STATED EXERCISE -> Reproduce every one of the rows below word for word, leaving out the pictures.

Element box records ->

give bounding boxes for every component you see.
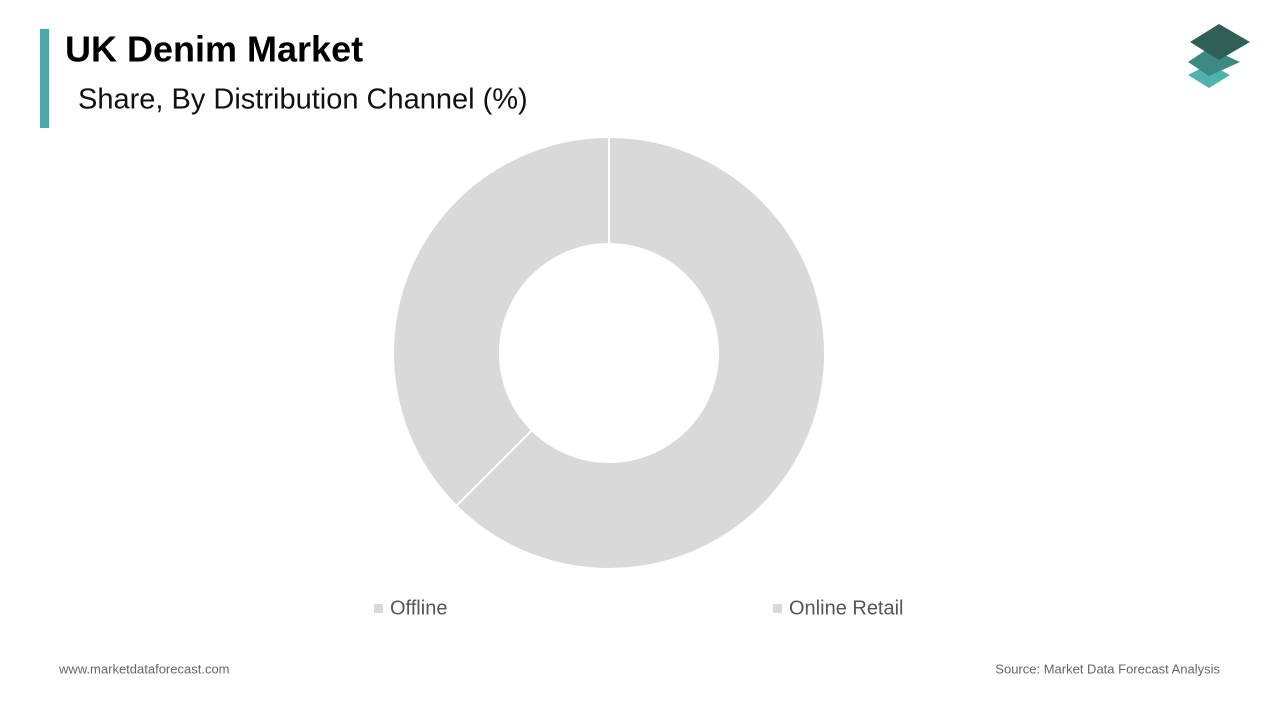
donut-segment (392, 135, 610, 508)
legend-label: Offline (390, 597, 447, 619)
title-accent (40, 29, 49, 128)
logo (1188, 24, 1250, 88)
footer-source: Source: Market Data Forecast Analysis (995, 661, 1220, 676)
chart-title: UK Denim Market (65, 29, 363, 70)
legend-swatch (374, 604, 383, 613)
legend-label: Online Retail (789, 597, 904, 619)
footer-website: www.marketdataforecast.com (58, 661, 230, 676)
legend-swatch (773, 604, 782, 613)
donut-segment (454, 135, 826, 570)
chart-subtitle: Share, By Distribution Channel (%) (78, 84, 528, 116)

EXERCISE RESPONSE ->
give bounding boxes for every component you see.
donut-segment (392, 135, 610, 508)
legend-label: Offline (390, 597, 447, 619)
title-accent (40, 29, 49, 128)
logo (1188, 24, 1250, 88)
footer-source: Source: Market Data Forecast Analysis (995, 661, 1220, 676)
chart-title: UK Denim Market (65, 29, 363, 70)
legend-swatch (374, 604, 383, 613)
legend-label: Online Retail (789, 597, 904, 619)
footer-website: www.marketdataforecast.com (58, 661, 230, 676)
legend-swatch (773, 604, 782, 613)
donut-segment (454, 135, 826, 570)
chart-subtitle: Share, By Distribution Channel (%) (78, 84, 528, 116)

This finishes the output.